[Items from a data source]
━━━━

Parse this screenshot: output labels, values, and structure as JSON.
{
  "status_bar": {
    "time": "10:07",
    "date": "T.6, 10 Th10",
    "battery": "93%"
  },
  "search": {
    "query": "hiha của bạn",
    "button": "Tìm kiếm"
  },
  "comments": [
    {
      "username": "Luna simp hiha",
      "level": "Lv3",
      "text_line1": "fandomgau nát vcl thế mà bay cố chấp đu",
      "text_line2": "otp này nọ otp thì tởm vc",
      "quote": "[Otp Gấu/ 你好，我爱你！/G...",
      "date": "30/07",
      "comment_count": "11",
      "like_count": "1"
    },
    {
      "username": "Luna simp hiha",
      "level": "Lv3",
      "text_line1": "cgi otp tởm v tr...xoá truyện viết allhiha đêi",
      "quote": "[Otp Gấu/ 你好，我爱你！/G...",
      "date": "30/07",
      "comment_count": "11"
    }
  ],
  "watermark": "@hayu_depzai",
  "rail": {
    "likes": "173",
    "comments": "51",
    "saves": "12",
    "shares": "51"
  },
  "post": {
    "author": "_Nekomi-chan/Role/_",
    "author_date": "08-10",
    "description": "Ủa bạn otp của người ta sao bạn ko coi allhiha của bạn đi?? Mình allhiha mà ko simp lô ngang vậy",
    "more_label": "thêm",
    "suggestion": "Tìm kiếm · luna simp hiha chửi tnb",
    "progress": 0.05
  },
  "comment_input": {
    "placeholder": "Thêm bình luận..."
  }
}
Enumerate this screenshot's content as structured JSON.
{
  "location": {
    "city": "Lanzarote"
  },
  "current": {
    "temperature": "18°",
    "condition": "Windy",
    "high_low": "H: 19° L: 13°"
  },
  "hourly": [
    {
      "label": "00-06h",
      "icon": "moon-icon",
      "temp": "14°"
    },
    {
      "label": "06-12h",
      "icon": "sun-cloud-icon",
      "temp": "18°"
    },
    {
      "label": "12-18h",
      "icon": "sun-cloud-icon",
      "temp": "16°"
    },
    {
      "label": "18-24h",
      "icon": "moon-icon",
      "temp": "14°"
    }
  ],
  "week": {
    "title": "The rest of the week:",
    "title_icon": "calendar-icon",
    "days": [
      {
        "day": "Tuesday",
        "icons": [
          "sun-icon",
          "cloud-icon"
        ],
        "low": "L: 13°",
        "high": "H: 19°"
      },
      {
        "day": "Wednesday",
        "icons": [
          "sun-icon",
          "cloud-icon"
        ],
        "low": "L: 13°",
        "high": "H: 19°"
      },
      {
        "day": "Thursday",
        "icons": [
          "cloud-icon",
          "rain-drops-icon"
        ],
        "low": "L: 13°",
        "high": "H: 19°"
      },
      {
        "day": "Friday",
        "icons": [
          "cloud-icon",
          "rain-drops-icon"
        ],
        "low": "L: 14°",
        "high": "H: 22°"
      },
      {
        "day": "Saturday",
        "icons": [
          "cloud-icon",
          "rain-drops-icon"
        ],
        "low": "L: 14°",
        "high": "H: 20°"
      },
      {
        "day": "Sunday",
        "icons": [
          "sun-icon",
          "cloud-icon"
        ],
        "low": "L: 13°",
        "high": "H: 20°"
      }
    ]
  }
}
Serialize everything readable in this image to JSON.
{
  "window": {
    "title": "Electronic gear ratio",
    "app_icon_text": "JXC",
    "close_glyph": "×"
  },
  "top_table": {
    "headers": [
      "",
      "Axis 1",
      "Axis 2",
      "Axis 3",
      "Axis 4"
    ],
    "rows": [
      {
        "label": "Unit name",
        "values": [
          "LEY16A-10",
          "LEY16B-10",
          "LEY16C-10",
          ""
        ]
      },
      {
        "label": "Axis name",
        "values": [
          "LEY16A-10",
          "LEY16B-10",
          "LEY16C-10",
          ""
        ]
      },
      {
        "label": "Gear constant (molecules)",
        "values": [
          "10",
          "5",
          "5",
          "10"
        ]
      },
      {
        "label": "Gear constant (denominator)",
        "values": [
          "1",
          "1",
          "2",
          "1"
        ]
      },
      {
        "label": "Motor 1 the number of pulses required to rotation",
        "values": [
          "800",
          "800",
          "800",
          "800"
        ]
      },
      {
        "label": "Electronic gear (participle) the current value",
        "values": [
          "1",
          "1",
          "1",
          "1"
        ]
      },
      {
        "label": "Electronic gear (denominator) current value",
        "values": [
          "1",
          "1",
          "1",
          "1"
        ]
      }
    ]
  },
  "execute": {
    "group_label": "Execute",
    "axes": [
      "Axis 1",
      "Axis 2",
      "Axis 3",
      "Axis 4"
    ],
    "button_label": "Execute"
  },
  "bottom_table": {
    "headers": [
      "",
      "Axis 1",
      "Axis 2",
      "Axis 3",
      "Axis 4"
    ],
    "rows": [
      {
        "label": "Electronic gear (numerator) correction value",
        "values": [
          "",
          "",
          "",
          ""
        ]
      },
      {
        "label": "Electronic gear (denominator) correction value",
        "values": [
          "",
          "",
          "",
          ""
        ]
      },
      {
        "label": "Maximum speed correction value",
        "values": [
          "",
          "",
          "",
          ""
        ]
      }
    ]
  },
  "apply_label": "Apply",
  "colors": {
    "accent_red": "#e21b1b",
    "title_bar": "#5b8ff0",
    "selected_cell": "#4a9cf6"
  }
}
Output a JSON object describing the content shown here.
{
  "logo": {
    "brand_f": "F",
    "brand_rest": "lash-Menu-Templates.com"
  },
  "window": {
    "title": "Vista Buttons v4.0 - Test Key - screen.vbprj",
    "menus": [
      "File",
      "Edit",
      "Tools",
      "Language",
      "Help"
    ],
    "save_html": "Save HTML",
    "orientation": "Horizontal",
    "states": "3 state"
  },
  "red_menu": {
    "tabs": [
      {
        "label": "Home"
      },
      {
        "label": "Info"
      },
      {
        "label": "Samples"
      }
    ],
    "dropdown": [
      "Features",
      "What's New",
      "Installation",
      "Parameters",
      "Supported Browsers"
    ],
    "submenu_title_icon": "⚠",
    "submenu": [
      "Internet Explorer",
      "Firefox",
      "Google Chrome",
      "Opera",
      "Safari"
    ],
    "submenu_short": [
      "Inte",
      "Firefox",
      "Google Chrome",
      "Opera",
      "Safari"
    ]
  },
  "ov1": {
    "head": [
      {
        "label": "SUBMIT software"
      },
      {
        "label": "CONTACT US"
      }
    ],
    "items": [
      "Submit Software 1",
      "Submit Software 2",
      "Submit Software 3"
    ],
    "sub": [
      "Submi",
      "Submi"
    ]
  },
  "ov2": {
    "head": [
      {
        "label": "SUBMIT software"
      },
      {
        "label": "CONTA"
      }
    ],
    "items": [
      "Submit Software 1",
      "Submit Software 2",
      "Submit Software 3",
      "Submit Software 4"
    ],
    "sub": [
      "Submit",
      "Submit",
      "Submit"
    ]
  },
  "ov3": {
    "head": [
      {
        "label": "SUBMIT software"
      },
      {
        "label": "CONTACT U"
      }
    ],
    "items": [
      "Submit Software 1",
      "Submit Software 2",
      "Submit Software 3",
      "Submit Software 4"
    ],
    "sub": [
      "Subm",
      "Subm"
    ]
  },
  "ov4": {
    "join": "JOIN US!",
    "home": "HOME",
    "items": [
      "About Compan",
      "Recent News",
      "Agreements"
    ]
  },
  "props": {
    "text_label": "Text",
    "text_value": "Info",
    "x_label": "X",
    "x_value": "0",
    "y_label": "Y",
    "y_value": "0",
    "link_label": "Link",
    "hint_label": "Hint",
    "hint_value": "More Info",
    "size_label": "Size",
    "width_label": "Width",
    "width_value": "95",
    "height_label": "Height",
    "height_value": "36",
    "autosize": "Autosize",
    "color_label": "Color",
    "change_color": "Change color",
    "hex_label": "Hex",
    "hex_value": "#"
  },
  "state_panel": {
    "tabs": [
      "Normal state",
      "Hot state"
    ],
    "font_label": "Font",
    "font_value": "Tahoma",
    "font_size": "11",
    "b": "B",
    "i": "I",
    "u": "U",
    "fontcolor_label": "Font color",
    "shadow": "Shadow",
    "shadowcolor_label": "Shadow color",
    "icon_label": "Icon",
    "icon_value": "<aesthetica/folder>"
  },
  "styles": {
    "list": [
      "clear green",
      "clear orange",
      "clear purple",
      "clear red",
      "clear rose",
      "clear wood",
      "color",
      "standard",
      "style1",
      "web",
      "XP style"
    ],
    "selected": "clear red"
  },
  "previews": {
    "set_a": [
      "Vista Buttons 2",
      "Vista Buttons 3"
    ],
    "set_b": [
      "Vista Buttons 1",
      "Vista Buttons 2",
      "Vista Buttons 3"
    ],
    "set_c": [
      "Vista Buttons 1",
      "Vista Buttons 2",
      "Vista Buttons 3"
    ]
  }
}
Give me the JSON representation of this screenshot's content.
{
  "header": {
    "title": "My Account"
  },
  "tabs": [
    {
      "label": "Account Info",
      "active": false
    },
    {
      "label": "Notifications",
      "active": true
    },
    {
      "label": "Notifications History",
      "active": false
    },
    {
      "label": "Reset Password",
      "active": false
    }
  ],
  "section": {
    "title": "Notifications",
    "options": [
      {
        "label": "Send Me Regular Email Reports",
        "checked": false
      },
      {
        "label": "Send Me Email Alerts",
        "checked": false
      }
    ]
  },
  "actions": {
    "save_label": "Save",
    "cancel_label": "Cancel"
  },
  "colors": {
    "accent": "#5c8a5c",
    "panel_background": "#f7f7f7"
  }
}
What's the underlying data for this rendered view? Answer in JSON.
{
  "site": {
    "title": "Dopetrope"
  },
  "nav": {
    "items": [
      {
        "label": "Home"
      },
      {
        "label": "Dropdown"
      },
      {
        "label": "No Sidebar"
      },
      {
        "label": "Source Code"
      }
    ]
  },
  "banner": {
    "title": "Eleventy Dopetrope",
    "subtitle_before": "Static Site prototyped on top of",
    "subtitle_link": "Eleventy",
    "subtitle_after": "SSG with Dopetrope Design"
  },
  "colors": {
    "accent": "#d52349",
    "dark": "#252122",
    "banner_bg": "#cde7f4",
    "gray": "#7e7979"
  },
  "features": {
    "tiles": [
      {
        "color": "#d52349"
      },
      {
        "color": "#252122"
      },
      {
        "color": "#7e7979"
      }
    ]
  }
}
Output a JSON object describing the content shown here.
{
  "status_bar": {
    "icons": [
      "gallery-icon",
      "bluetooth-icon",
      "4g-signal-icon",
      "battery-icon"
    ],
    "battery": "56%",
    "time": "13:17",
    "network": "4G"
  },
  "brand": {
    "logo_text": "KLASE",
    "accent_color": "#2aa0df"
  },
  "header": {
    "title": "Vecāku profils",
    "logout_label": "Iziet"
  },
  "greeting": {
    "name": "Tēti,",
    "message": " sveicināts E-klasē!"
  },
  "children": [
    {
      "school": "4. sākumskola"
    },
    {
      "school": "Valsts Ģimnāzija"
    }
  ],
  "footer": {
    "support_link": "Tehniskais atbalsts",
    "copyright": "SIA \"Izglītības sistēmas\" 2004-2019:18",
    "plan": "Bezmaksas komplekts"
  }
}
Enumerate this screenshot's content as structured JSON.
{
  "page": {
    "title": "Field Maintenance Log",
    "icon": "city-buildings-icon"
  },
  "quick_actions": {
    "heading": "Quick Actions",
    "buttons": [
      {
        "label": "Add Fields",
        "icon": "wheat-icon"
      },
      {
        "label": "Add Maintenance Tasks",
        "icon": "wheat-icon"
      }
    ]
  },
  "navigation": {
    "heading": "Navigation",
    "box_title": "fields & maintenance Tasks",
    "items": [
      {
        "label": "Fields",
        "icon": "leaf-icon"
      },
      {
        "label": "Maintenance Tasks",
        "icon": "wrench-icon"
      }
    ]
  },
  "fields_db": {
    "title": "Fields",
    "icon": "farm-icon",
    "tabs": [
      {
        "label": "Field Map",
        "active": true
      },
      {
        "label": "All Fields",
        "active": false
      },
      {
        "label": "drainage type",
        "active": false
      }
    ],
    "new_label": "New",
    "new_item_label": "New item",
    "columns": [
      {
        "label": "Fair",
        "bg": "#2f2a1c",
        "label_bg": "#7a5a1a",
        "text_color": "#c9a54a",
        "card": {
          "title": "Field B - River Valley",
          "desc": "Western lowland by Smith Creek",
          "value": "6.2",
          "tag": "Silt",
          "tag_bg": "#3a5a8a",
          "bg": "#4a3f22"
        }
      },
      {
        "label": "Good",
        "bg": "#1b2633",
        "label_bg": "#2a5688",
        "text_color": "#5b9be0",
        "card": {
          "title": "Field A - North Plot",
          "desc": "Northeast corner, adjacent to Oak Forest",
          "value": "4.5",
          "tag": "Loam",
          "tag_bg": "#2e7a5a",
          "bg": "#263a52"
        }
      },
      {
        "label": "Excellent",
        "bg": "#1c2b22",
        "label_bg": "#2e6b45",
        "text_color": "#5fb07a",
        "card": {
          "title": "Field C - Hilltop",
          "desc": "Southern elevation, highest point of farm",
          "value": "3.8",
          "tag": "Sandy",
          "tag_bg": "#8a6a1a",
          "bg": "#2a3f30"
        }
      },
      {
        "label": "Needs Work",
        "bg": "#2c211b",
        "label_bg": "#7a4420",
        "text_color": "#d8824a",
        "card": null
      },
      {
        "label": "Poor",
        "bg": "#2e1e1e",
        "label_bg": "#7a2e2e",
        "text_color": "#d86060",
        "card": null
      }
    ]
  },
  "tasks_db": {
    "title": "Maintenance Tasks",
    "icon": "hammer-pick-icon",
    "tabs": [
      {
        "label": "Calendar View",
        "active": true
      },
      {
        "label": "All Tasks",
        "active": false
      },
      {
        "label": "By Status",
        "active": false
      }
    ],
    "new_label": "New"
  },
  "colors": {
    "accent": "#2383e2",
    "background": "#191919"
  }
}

━━━━

[CHALLENGE]
Looking at the records above, tally the lines holding "Info" and reply with that number only.

[TASK OUTPUT]
4